(Dataset items)

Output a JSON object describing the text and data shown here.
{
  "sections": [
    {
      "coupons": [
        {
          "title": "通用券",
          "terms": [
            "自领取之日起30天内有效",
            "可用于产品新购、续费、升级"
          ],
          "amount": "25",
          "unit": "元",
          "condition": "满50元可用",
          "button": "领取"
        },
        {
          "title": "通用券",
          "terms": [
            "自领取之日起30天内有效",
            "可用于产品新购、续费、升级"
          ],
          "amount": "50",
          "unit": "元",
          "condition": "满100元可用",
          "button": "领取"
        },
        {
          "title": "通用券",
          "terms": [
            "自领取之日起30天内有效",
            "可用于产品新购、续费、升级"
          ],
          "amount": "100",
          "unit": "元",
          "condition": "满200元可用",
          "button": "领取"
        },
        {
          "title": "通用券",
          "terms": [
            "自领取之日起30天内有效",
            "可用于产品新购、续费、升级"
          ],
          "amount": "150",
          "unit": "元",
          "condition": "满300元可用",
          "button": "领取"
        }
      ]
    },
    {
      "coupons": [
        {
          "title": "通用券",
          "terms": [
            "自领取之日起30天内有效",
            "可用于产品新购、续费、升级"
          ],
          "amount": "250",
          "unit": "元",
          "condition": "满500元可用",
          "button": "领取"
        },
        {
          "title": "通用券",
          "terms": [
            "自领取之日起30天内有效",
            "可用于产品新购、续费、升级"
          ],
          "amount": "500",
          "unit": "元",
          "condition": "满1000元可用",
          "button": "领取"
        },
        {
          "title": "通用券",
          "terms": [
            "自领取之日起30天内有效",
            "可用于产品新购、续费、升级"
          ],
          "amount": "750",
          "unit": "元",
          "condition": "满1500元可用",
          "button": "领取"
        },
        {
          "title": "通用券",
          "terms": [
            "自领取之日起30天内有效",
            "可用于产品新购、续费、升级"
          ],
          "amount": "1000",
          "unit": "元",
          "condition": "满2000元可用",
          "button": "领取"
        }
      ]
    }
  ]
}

Stated exercise:
Copy out each record from above, exactly.

Task output:
Output a JSON object describing the text and data shown here.
{
  "sections": [
    {
      "coupons": [
        {
          "title": "通用券",
          "terms": [
            "自领取之日起30天内有效",
            "可用于产品新购、续费、升级"
          ],
          "amount": "25",
          "unit": "元",
          "condition": "满50元可用",
          "button": "领取"
        },
        {
          "title": "通用券",
          "terms": [
            "自领取之日起30天内有效",
            "可用于产品新购、续费、升级"
          ],
          "amount": "50",
          "unit": "元",
          "condition": "满100元可用",
          "button": "领取"
        },
        {
          "title": "通用券",
          "terms": [
            "自领取之日起30天内有效",
            "可用于产品新购、续费、升级"
          ],
          "amount": "100",
          "unit": "元",
          "condition": "满200元可用",
          "button": "领取"
        },
        {
          "title": "通用券",
          "terms": [
            "自领取之日起30天内有效",
            "可用于产品新购、续费、升级"
          ],
          "amount": "150",
          "unit": "元",
          "condition": "满300元可用",
          "button": "领取"
        }
      ]
    },
    {
      "coupons": [
        {
          "title": "通用券",
          "terms": [
            "自领取之日起30天内有效",
            "可用于产品新购、续费、升级"
          ],
          "amount": "250",
          "unit": "元",
          "condition": "满500元可用",
          "button": "领取"
        },
        {
          "title": "通用券",
          "terms": [
            "自领取之日起30天内有效",
            "可用于产品新购、续费、升级"
          ],
          "amount": "500",
          "unit": "元",
          "condition": "满1000元可用",
          "button": "领取"
        },
        {
          "title": "通用券",
          "terms": [
            "自领取之日起30天内有效",
            "可用于产品新购、续费、升级"
          ],
          "amount": "750",
          "unit": "元",
          "condition": "满1500元可用",
          "button": "领取"
        },
        {
          "title": "通用券",
          "terms": [
            "自领取之日起30天内有效",
            "可用于产品新购、续费、升级"
          ],
          "amount": "1000",
          "unit": "元",
          "condition": "满2000元可用",
          "button": "领取"
        }
      ]
    }
  ]
}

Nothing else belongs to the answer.